» SET TASK:
Say only how many lines contain the word "AgNAs".

╭─ DATA SUPPLIED

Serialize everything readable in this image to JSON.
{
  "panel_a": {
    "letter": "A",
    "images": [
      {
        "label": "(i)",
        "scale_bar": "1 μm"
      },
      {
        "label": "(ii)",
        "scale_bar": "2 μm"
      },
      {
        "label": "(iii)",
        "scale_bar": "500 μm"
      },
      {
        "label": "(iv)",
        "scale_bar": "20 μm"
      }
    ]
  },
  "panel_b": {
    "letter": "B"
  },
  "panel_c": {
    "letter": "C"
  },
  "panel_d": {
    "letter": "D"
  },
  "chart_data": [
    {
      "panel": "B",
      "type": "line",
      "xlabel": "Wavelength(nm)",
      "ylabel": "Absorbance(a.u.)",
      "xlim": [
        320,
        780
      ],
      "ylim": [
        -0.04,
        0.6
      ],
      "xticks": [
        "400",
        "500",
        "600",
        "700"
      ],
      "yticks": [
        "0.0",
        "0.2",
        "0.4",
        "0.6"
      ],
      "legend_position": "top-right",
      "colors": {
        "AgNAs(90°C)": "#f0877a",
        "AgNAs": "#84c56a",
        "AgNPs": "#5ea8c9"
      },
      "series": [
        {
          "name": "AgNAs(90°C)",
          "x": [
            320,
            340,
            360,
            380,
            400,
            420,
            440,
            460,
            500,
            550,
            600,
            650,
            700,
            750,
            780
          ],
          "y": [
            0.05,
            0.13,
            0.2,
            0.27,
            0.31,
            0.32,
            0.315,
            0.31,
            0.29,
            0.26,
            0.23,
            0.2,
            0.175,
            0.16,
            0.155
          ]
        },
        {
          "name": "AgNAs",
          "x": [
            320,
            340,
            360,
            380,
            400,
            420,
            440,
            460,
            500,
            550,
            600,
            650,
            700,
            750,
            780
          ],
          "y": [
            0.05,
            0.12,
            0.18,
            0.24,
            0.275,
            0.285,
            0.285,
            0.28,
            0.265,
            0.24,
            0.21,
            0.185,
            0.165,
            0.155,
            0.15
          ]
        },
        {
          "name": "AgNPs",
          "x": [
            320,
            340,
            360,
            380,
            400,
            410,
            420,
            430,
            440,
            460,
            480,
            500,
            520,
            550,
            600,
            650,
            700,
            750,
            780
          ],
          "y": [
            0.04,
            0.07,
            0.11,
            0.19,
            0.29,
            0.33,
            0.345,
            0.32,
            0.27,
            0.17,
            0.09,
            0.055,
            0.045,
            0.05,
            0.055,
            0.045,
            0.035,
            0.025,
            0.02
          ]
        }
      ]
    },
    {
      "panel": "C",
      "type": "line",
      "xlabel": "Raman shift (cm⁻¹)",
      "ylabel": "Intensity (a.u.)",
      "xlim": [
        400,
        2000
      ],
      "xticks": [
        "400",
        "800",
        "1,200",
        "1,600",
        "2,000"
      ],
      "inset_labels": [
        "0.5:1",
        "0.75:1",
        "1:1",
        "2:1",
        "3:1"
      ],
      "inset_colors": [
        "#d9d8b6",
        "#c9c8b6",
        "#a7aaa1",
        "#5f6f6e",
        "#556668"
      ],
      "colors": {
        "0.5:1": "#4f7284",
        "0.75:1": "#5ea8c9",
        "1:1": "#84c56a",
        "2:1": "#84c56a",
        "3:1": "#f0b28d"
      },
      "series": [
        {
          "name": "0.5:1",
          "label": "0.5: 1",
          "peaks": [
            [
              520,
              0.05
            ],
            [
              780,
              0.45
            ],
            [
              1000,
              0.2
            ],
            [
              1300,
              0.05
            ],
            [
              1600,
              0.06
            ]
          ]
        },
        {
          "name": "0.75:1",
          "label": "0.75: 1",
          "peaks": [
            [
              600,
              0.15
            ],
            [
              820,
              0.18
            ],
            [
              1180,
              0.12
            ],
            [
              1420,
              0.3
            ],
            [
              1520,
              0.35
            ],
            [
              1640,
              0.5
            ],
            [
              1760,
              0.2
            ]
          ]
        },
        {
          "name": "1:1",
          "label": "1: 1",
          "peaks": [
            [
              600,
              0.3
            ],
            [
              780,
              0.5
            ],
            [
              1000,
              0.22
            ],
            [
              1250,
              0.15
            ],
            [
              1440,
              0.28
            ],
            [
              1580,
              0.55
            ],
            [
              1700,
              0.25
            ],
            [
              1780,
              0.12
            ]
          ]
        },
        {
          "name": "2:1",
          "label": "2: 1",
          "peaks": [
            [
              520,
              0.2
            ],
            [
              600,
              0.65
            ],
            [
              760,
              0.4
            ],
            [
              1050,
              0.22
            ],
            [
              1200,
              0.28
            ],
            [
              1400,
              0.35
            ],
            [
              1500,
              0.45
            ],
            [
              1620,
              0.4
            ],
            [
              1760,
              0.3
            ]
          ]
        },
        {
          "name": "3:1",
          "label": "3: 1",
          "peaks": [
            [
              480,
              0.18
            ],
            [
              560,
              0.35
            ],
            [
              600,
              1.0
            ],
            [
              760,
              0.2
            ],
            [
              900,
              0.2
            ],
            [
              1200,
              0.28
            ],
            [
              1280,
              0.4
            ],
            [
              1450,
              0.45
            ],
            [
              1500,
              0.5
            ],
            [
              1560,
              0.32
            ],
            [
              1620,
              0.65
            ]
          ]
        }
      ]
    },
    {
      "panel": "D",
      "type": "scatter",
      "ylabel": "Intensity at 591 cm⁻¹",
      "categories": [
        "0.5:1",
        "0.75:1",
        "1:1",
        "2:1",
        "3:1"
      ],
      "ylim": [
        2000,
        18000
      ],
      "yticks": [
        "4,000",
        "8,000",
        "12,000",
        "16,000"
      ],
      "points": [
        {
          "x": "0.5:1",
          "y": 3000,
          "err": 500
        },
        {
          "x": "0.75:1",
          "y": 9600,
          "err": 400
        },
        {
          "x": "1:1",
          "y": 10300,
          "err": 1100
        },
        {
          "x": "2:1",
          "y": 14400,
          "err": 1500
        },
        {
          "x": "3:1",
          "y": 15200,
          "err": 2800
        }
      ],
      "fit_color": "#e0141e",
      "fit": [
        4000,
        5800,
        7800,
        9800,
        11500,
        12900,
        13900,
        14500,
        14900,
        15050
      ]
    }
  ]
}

╰─

» EXERCISE ANSWER:
4